> **Task goal**
Reproduce the records below in full and word for word, excluding pictures.

> **Extracted entries**

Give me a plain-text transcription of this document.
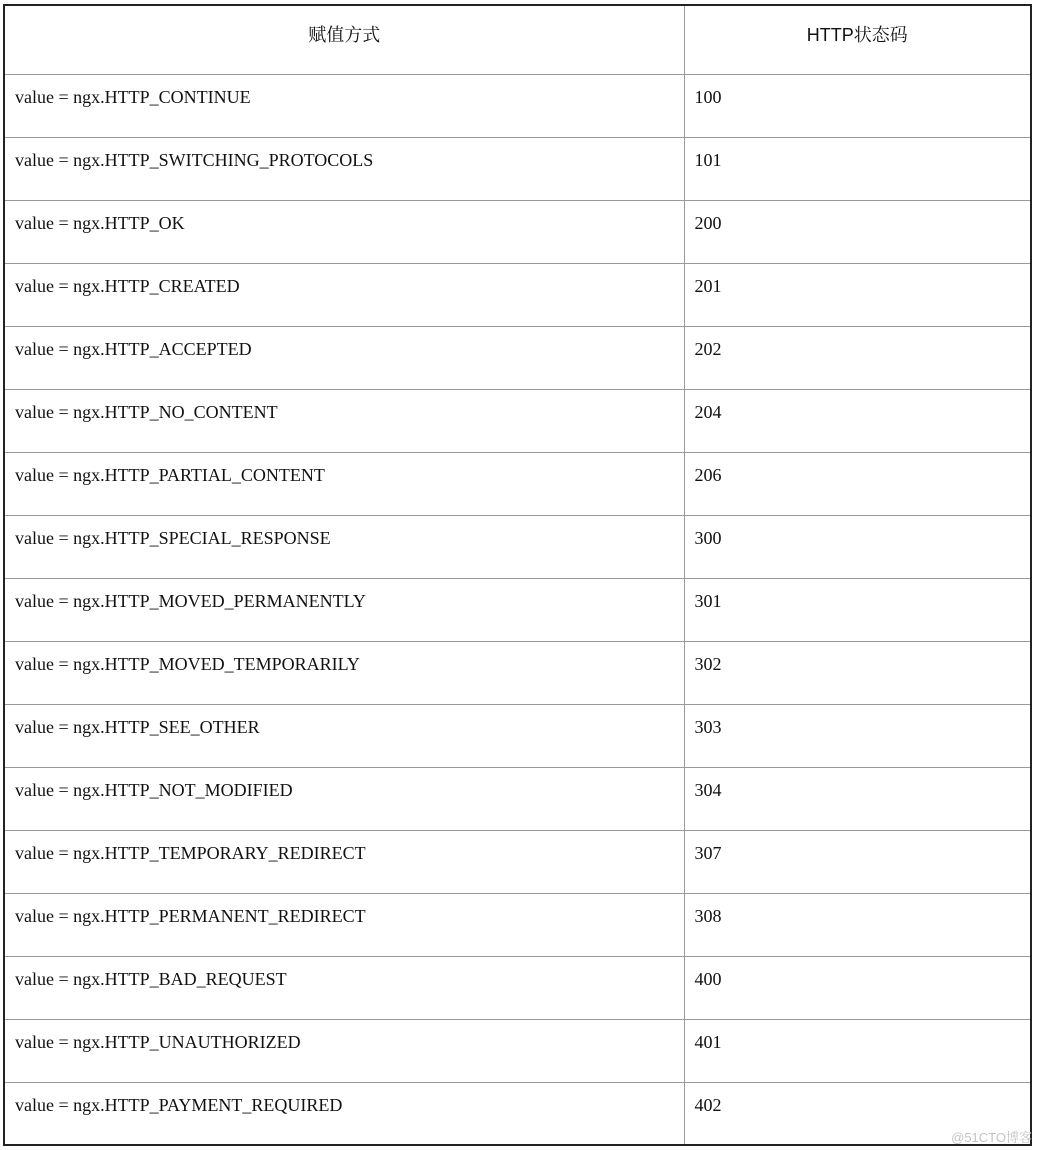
赋值方式	HTTP状态码
value = ngx.HTTP_CONTINUE	100
value = ngx.HTTP_SWITCHING_PROTOCOLS	101
value = ngx.HTTP_OK	200
value = ngx.HTTP_CREATED	201
value = ngx.HTTP_ACCEPTED	202
value = ngx.HTTP_NO_CONTENT	204
value = ngx.HTTP_PARTIAL_CONTENT	206
value = ngx.HTTP_SPECIAL_RESPONSE	300
value = ngx.HTTP_MOVED_PERMANENTLY	301
value = ngx.HTTP_MOVED_TEMPORARILY	302
value = ngx.HTTP_SEE_OTHER	303
value = ngx.HTTP_NOT_MODIFIED	304
value = ngx.HTTP_TEMPORARY_REDIRECT	307
value = ngx.HTTP_PERMANENT_REDIRECT	308
value = ngx.HTTP_BAD_REQUEST	400
value = ngx.HTTP_UNAUTHORIZED	401
value = ngx.HTTP_PAYMENT_REQUIRED	402
@51CTO博客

> **Correct response**
Give me a plain-text transcription of this document.
赋值方式	HTTP状态码
value = ngx.HTTP_CONTINUE	100
value = ngx.HTTP_SWITCHING_PROTOCOLS	101
value = ngx.HTTP_OK	200
value = ngx.HTTP_CREATED	201
value = ngx.HTTP_ACCEPTED	202
value = ngx.HTTP_NO_CONTENT	204
value = ngx.HTTP_PARTIAL_CONTENT	206
value = ngx.HTTP_SPECIAL_RESPONSE	300
value = ngx.HTTP_MOVED_PERMANENTLY	301
value = ngx.HTTP_MOVED_TEMPORARILY	302
value = ngx.HTTP_SEE_OTHER	303
value = ngx.HTTP_NOT_MODIFIED	304
value = ngx.HTTP_TEMPORARY_REDIRECT	307
value = ngx.HTTP_PERMANENT_REDIRECT	308
value = ngx.HTTP_BAD_REQUEST	400
value = ngx.HTTP_UNAUTHORIZED	401
value = ngx.HTTP_PAYMENT_REQUIRED	402
@51CTO博客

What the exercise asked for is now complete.